Written request:
Go through the listing and return every line with "취침하였습니다" in it.

══ Supplied entries ══

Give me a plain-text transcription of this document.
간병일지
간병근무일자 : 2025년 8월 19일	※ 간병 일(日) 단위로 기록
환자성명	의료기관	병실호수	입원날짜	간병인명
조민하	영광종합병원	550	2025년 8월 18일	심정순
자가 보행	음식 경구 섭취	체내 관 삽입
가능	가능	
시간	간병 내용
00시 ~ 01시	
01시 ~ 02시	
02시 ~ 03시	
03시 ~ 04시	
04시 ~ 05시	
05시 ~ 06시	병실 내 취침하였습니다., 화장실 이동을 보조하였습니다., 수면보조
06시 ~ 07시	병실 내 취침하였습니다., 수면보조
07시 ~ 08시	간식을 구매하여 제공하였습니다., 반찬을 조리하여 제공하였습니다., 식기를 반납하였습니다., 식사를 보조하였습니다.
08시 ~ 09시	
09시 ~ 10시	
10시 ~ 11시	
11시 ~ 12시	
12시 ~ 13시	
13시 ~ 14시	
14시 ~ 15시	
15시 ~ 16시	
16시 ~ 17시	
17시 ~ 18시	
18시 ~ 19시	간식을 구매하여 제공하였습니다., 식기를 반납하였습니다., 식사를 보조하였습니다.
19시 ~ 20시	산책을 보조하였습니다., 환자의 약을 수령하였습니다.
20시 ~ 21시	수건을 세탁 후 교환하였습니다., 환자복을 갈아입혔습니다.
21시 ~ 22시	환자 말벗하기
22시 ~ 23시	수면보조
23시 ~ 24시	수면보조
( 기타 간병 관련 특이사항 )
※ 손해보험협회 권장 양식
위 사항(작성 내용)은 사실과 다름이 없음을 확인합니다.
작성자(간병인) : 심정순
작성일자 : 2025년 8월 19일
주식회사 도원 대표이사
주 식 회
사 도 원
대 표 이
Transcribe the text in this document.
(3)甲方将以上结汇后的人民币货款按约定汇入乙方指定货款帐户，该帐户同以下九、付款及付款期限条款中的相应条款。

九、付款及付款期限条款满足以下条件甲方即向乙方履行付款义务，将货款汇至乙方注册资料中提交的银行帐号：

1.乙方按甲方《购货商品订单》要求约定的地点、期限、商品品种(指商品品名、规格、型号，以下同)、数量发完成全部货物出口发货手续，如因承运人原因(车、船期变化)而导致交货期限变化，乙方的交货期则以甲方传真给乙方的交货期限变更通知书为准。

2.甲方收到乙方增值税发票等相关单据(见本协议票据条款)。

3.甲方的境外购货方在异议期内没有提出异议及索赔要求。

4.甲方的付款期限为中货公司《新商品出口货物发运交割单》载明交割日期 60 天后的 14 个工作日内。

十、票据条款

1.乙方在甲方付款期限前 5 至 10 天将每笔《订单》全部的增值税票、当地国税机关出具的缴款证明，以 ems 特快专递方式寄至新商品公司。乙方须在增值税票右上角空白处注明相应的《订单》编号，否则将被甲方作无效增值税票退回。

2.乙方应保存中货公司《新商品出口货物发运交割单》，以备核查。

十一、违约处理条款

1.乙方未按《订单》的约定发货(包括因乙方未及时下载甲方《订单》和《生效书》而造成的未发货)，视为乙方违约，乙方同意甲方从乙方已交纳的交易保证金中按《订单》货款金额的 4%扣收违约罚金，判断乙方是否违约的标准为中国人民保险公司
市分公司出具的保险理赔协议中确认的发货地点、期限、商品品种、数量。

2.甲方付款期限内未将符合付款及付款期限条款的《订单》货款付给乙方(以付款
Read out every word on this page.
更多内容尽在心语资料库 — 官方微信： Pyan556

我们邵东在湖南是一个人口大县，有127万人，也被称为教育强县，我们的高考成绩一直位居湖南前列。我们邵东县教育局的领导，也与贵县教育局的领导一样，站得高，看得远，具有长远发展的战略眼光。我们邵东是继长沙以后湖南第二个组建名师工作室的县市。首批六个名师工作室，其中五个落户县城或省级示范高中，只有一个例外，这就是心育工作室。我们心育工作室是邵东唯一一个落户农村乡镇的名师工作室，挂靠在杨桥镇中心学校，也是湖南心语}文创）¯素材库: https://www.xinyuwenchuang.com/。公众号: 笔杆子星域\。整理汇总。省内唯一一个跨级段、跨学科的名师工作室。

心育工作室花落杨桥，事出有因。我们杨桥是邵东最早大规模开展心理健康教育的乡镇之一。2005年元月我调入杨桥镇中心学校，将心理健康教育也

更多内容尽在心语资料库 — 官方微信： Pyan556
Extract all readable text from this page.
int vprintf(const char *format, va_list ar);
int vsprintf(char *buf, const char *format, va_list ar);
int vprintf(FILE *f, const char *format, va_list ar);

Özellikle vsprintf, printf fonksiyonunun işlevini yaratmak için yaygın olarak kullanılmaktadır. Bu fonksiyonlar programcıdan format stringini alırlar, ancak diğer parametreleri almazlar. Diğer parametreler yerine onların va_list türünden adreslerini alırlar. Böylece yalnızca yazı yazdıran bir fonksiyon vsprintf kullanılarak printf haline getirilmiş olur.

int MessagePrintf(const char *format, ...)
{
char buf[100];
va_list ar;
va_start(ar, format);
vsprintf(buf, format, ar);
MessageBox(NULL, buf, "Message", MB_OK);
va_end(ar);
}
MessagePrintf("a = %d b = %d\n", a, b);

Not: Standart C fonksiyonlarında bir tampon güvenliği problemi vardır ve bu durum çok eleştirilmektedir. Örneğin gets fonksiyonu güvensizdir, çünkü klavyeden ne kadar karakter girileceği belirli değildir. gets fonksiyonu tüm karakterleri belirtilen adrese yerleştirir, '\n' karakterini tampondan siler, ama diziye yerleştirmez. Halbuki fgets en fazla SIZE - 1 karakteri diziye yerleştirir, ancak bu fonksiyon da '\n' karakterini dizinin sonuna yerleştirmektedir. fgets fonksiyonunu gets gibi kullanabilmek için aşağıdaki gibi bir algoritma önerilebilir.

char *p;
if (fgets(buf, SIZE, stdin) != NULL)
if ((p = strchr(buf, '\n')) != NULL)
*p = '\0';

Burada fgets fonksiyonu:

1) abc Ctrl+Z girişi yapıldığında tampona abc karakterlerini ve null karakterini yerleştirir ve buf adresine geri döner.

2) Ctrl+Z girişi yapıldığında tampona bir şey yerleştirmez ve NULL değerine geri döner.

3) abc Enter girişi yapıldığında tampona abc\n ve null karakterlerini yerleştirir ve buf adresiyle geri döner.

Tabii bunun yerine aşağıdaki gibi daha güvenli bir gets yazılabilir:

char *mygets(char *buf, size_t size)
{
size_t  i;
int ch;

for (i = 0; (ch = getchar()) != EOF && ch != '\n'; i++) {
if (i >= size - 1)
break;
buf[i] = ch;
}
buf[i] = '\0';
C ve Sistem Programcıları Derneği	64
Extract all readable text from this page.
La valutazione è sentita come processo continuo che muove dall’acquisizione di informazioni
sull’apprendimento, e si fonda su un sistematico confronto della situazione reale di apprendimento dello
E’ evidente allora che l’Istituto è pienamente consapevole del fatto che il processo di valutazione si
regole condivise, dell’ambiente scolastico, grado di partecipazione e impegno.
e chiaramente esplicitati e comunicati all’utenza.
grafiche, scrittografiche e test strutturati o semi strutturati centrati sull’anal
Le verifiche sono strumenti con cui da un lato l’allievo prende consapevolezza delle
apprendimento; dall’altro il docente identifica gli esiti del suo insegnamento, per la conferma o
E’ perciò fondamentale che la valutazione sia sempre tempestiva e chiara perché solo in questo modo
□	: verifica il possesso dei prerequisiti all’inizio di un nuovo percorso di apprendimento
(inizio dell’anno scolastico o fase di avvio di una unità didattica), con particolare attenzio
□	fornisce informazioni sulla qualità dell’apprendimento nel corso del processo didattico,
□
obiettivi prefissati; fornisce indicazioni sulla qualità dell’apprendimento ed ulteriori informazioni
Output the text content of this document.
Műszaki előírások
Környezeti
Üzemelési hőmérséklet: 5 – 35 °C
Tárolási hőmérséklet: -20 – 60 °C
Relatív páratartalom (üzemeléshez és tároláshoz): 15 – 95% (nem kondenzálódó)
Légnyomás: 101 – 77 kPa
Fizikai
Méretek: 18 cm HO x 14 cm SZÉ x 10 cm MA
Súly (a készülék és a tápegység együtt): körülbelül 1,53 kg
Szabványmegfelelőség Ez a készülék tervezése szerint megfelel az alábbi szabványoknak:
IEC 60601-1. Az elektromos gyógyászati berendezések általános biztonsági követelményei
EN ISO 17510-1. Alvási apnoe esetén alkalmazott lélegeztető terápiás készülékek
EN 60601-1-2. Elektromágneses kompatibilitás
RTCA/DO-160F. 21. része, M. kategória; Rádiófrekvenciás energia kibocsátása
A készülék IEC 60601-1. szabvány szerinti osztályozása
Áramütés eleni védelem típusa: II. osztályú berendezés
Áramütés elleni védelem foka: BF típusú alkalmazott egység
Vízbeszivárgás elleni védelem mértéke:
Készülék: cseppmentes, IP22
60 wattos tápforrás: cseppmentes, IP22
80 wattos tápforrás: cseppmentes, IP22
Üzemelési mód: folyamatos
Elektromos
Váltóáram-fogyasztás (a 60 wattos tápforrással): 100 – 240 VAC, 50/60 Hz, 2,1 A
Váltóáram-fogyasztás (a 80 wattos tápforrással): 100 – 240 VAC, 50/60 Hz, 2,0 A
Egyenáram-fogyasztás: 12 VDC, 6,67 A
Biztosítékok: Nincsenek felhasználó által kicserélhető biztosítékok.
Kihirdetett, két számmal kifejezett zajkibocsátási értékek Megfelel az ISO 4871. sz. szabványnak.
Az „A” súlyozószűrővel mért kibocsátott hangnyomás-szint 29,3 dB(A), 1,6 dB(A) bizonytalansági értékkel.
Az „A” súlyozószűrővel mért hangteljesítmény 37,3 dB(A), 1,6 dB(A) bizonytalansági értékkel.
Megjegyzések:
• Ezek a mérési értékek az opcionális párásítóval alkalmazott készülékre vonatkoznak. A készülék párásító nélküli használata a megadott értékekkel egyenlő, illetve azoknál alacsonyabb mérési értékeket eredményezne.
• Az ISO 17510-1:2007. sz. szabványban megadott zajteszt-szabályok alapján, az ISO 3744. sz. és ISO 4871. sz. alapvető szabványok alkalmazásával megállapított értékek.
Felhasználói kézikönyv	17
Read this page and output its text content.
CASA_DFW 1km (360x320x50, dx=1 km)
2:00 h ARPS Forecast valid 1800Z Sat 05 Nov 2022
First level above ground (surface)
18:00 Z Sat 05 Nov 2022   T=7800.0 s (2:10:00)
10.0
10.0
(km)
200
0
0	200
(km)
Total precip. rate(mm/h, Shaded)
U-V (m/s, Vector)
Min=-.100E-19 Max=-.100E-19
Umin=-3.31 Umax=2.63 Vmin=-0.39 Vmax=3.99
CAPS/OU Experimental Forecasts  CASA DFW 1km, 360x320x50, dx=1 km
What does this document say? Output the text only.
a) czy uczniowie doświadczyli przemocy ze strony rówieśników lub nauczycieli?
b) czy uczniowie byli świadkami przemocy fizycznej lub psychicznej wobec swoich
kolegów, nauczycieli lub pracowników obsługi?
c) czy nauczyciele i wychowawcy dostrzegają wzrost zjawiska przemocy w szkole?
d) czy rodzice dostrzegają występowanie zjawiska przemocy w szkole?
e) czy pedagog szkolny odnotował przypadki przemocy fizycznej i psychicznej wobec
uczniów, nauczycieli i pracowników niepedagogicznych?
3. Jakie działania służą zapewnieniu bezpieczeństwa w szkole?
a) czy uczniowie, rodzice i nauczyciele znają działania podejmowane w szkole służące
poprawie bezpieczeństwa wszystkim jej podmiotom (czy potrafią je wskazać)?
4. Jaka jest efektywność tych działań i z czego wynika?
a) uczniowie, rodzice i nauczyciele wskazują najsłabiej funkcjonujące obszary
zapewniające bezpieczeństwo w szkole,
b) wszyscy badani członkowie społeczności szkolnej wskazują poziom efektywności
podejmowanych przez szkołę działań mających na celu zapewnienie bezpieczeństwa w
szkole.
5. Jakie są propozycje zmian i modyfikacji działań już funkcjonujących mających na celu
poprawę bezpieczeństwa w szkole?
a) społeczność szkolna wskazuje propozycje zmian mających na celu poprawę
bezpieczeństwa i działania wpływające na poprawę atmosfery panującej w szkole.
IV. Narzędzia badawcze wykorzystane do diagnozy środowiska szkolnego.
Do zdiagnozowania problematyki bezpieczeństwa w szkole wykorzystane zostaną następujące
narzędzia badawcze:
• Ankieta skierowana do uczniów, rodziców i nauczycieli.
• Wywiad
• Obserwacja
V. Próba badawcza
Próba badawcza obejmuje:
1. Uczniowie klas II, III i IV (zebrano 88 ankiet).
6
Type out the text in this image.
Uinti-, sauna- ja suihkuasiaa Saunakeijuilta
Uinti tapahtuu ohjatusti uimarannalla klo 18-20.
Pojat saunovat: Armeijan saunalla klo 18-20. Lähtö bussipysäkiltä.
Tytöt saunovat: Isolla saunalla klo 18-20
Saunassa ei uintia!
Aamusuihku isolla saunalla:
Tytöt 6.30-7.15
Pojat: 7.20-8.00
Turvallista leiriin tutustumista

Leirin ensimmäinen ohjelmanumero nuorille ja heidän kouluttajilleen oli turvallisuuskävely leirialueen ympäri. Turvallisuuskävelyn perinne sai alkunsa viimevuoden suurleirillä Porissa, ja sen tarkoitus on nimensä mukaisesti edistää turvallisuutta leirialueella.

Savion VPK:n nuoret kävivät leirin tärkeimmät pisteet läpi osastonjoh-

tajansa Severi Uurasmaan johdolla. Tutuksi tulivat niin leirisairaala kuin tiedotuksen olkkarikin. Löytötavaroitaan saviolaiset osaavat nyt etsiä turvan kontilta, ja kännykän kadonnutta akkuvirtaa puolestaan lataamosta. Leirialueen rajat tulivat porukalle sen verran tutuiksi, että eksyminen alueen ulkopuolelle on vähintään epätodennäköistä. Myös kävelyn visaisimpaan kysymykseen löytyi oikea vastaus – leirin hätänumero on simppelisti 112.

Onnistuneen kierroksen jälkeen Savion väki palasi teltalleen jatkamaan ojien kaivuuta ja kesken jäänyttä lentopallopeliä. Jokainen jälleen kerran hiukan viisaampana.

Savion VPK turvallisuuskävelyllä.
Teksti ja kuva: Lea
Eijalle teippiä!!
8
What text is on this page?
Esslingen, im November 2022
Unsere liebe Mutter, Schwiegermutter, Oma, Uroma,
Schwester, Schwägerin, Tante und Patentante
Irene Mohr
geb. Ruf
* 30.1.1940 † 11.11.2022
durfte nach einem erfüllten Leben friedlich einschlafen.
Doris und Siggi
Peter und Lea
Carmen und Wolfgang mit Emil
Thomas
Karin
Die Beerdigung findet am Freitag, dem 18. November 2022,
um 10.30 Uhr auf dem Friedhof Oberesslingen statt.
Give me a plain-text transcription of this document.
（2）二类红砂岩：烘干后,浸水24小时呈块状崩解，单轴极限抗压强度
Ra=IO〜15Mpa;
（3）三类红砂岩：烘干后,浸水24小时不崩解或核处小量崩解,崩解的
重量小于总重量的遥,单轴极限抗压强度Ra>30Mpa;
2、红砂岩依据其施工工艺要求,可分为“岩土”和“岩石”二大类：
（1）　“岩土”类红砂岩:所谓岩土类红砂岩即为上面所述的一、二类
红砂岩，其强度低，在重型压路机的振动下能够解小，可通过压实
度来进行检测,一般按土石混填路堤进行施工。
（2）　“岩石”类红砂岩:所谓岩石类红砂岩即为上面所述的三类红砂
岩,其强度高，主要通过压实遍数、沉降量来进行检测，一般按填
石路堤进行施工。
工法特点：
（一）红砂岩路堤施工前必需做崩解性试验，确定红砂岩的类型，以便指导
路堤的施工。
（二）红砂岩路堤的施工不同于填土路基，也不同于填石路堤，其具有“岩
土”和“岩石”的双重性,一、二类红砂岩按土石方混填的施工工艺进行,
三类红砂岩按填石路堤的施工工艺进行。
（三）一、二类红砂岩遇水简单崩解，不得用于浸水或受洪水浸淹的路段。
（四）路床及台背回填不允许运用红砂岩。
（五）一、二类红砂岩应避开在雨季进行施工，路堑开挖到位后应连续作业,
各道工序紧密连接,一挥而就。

═══

In response:
05시 ~ 06시	병실 내 취침하였습니다., 화장실 이동을 보조하였습니다., 수면보조
06시 ~ 07시	병실 내 취침하였습니다., 수면보조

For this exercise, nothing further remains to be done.